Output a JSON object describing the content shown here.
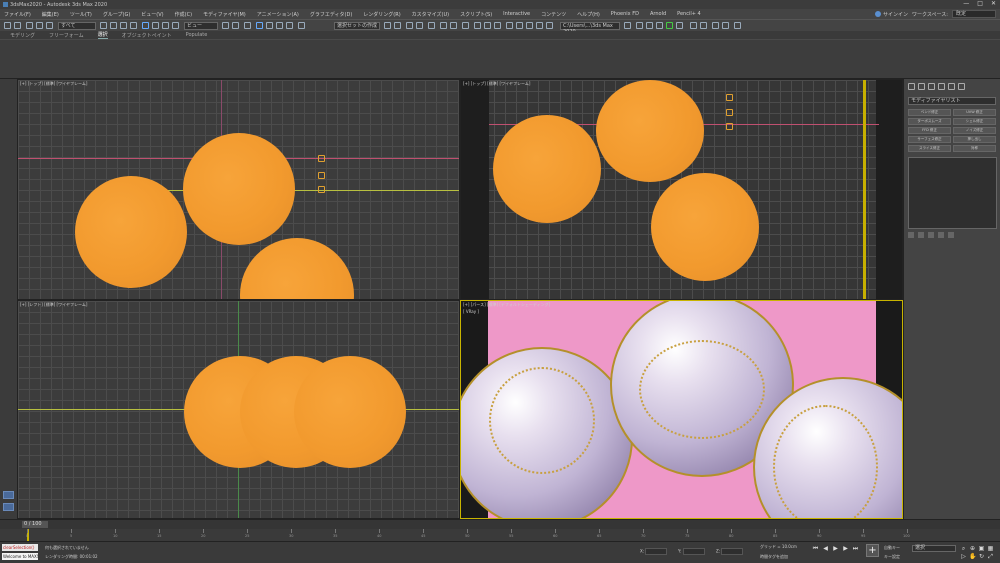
{
  "window": {
    "title": "3dsMax2020 - Autodesk 3ds Max 2020",
    "controls": [
      "—",
      "□",
      "✕"
    ]
  },
  "menubar": {
    "items": [
      "ファイル(F)",
      "編集(E)",
      "ツール(T)",
      "グループ(G)",
      "ビュー(V)",
      "作成(C)",
      "モディファイヤ(M)",
      "アニメーション(A)",
      "グラフエディタ(D)",
      "レンダリング(R)",
      "カスタマイズ(U)",
      "スクリプト(S)",
      "Interactive",
      "コンテンツ",
      "ヘルプ(H)",
      "Phoenix FD",
      "Arnold",
      "Pencil+ 4"
    ],
    "signin": "サインイン",
    "workspace_label": "ワークスペース:",
    "workspace_value": "既定"
  },
  "toolbar": {
    "filter_select": "すべて",
    "view_select": "ビュー",
    "selection_set": "選択セットの作成",
    "path_field": "C:\\Users\\...\\3ds Max 2020"
  },
  "ribbon": {
    "tabs": [
      "モデリング",
      "フリーフォーム",
      "選択",
      "オブジェクトペイント",
      "Populate"
    ],
    "active_tab": "選択"
  },
  "viewports": {
    "top_left": "[+] [トップ] [標準] [ワイヤフレーム]",
    "top_right": "[+] [トップ] [標準] [ワイヤフレーム]",
    "bottom_left": "[+] [レフト] [標準] [ワイヤフレーム]",
    "bottom_right": "[+] [パース] [標準] [デフォルトシェーディング]",
    "bottom_right_sub": "[ VRay ]"
  },
  "command_panel": {
    "dropdown": "モディファイヤリスト",
    "buttons": [
      "ベンド修正",
      "UVW 修正",
      "ターボスムーズ",
      "シェル修正",
      "FFD 修正",
      "ノイズ修正",
      "サーフェス修正",
      "押し出し",
      "スライス修正",
      "対称"
    ]
  },
  "timeline": {
    "frame": "0 / 100",
    "ticks": [
      "0",
      "5",
      "10",
      "15",
      "20",
      "25",
      "30",
      "35",
      "40",
      "45",
      "50",
      "55",
      "60",
      "65",
      "70",
      "75",
      "80",
      "85",
      "90",
      "95",
      "100"
    ]
  },
  "statusbar": {
    "maxscript_line1": "clearSelection()",
    "maxscript_line2": "Welcome to MAXScript.",
    "status1": "何も選択されていません",
    "status2": "レンダリング時間: 00:01:02",
    "grid_label": "グリッド = 10.0cm",
    "time_tag": "時間タグを追加",
    "auto_key": "自動キー",
    "set_key": "キー設定",
    "selection_drop": "選択"
  },
  "colors": {
    "sphere_orange": "#f29a2e",
    "persp_background": "#ee98c8",
    "active_border": "#c8b400"
  }
}
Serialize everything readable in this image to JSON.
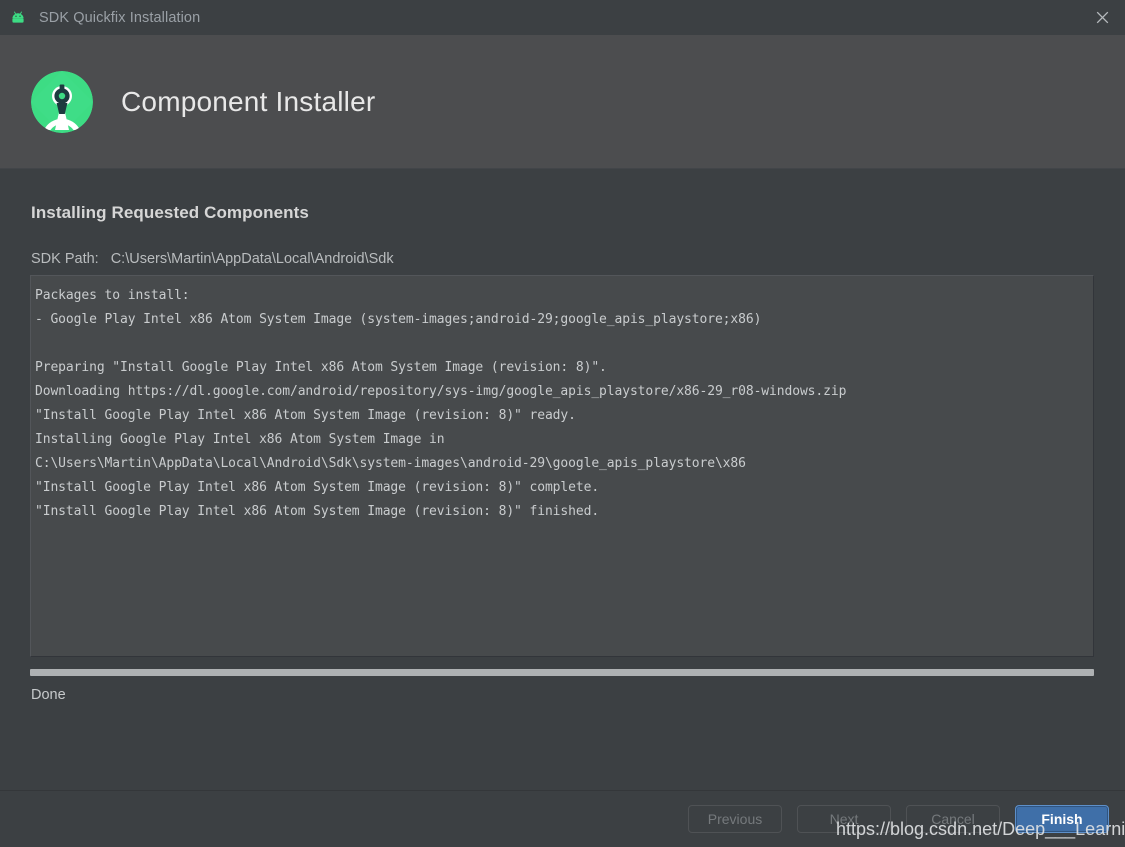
{
  "window": {
    "title": "SDK Quickfix Installation",
    "title_icon": "android-robot-icon",
    "close_icon": "close-icon"
  },
  "header": {
    "logo_icon": "android-studio-logo",
    "title": "Component Installer"
  },
  "main": {
    "step_title": "Installing Requested Components",
    "sdk_path_label": "SDK Path:",
    "sdk_path_value": "C:\\Users\\Martin\\AppData\\Local\\Android\\Sdk",
    "console_lines": [
      "Packages to install:",
      "- Google Play Intel x86 Atom System Image (system-images;android-29;google_apis_playstore;x86)",
      "",
      "Preparing \"Install Google Play Intel x86 Atom System Image (revision: 8)\".",
      "Downloading https://dl.google.com/android/repository/sys-img/google_apis_playstore/x86-29_r08-windows.zip",
      "\"Install Google Play Intel x86 Atom System Image (revision: 8)\" ready.",
      "Installing Google Play Intel x86 Atom System Image in",
      "C:\\Users\\Martin\\AppData\\Local\\Android\\Sdk\\system-images\\android-29\\google_apis_playstore\\x86",
      "\"Install Google Play Intel x86 Atom System Image (revision: 8)\" complete.",
      "\"Install Google Play Intel x86 Atom System Image (revision: 8)\" finished."
    ],
    "progress_percent": 100,
    "status_text": "Done"
  },
  "footer": {
    "previous_label": "Previous",
    "next_label": "Next",
    "cancel_label": "Cancel",
    "finish_label": "Finish"
  },
  "overlay": {
    "watermark": "https://blog.csdn.net/Deep___Learning"
  },
  "colors": {
    "window_bg": "#3c4043",
    "header_bg": "#4c4d4f",
    "console_bg": "#474a4c",
    "accent_blue": "#3f6fa8",
    "android_green": "#3ddc84",
    "progress_fill": "#aeb1b3",
    "text_primary": "#d6d6d6",
    "text_muted": "#9aa0a6"
  }
}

**Problem description**
Exactly how many lines in the data above contain the word "Installing"? Respond with the number and nothing more.

**Expected output**
2